Set task — Keep only the lines that hold the string "JSON", filtering out the rest of the entries below.
— Start Given records —
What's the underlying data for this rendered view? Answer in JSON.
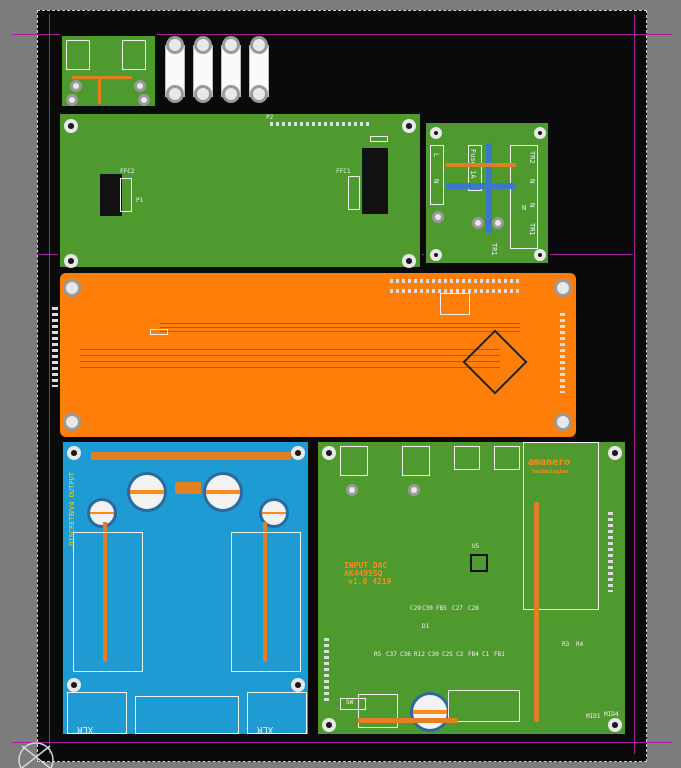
{
  "colors": {
    "background": "#7c7c7c",
    "canvas": "#0a0a0a",
    "board_green": "#4f9a2f",
    "board_orange": "#ff7f0a",
    "board_blue": "#1d9bd2",
    "silkscreen": "#f0f0f0",
    "guide_line": "#b000b0"
  },
  "top_board": {
    "connector_label": "P2",
    "chip_left_label": "FFC2",
    "chip_right_label": "FFC1",
    "chip_left_ref": "P1"
  },
  "psu_board": {
    "fuse_label": "Fuse 1A",
    "tr2_label": "TR2",
    "tr1_label": "TR1",
    "l_label": "L",
    "n_label": "N",
    "n_label_2": "N",
    "n_label_3": "N",
    "n_label_4": "N",
    "tr1_small": "TR1"
  },
  "amp_board": {
    "xlr_left": "XLR",
    "xlr_right": "XLR",
    "side_text_1": "VV4 OUTPUT",
    "side_text_2": "DISCRETE"
  },
  "dac_board": {
    "logo_text": "INPUT DAC",
    "chip_text": "AK4495SQ",
    "version_text": "v1.0 4219",
    "brand_text": "amanero",
    "brand_sub": "technologies",
    "u_label": "U5",
    "r_labels": [
      "R5",
      "C37",
      "C36",
      "R12",
      "C30",
      "C25",
      "C2",
      "FB4",
      "C1",
      "FB1"
    ],
    "c_labels": [
      "C29",
      "C30",
      "FB5",
      "C27",
      "C28"
    ],
    "d_label": "D1",
    "r3": "R3",
    "r4": "R4",
    "mid1": "MID1",
    "mid4": "MID4",
    "sw_label": "SW"
  },
  "guide_lines": {
    "labels": []
  }
}
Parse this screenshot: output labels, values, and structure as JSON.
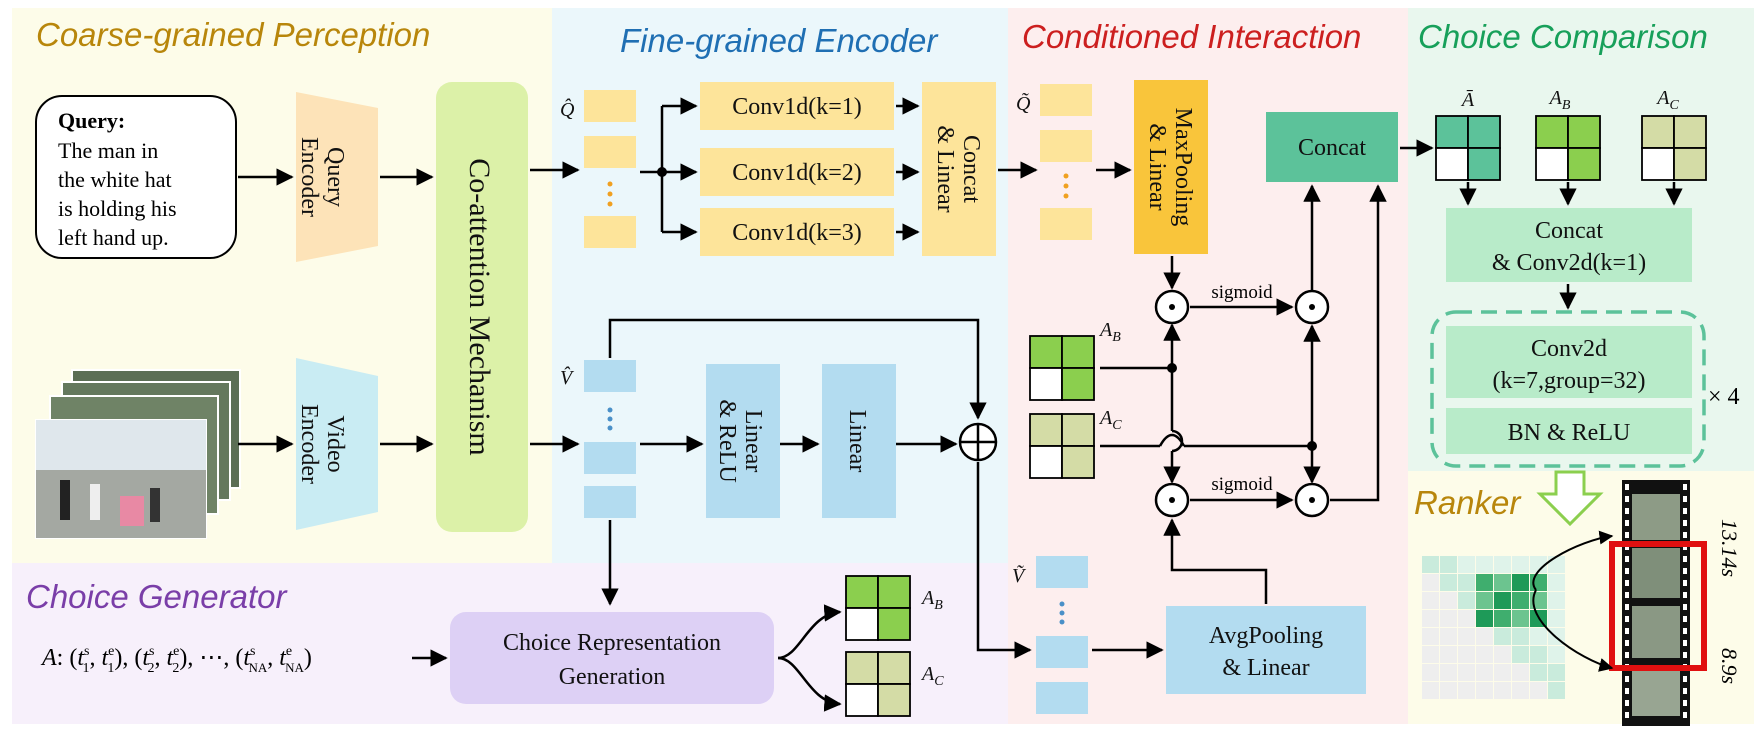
— End Given records —
Answer to this task —
What's the underlying data for this rendered view? Answer in JSON.
Parse this screenshot: output labels, values, and structure as JSON.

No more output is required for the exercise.